• What is expected: Every line that contains the word "места" should be copied.

• Dataset rows:
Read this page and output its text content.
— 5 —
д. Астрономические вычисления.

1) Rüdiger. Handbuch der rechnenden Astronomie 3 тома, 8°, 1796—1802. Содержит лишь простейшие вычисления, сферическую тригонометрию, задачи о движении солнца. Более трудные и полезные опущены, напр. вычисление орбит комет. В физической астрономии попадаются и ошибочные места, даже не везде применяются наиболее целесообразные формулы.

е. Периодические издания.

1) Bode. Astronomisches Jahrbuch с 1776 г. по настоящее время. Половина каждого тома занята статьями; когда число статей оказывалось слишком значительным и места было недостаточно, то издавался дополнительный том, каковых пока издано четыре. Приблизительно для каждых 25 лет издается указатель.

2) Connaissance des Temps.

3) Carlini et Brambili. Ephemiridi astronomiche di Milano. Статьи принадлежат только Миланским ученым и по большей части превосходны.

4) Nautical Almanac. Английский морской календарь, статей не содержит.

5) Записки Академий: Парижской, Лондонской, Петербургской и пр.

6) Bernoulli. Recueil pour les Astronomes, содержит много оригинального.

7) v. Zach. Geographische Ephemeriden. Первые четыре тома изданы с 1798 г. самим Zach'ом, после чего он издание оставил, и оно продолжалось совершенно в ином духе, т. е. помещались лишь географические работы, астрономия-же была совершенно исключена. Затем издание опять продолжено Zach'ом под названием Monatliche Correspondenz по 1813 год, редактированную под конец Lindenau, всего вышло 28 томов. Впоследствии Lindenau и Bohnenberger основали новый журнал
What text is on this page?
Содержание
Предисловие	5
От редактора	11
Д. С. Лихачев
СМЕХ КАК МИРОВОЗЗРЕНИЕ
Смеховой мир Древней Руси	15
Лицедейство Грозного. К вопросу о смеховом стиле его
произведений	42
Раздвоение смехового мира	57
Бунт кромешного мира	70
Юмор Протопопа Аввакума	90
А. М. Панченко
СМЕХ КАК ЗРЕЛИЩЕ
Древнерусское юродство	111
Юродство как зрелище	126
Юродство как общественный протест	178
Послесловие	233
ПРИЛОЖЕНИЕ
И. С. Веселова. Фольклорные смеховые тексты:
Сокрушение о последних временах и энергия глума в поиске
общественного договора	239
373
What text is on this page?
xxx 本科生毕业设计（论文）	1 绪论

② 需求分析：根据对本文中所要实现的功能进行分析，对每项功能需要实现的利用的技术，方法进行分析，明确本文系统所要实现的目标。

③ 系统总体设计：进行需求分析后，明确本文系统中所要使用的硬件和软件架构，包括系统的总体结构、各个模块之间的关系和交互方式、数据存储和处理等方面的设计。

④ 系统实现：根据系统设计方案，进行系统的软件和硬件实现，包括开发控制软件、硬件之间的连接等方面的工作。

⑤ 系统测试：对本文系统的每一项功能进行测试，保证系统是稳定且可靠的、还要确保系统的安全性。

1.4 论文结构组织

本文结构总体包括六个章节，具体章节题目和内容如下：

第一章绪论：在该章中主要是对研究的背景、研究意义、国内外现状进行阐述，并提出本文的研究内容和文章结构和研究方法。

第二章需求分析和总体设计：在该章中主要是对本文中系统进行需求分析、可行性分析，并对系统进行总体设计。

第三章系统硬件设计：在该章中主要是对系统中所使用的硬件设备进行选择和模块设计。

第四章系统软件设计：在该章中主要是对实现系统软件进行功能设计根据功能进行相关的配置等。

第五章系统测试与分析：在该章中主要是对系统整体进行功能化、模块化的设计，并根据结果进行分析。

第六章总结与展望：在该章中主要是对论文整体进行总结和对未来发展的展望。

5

• Result of the task:
1) Rüdiger. Handbuch der rechnenden Astronomie 3 тома, 8°, 1796—1802. Содержит лишь простейшие вычисления, сферическую тригонометрию, задачи о движении солнца. Более трудные и полезные опущены, напр. вычисление орбит комет. В физической астрономии попадаются и ошибочные места, даже не везде применяются наиболее целесообразные формулы.
1) Bode. Astronomisches Jahrbuch с 1776 г. по настоящее время. Половина каждого тома занята статьями; когда число статей оказывалось слишком значительным и места было недостаточно, то издавался дополнительный том, каковых пока издано четыре. Приблизительно для каждых 25 лет издается указатель.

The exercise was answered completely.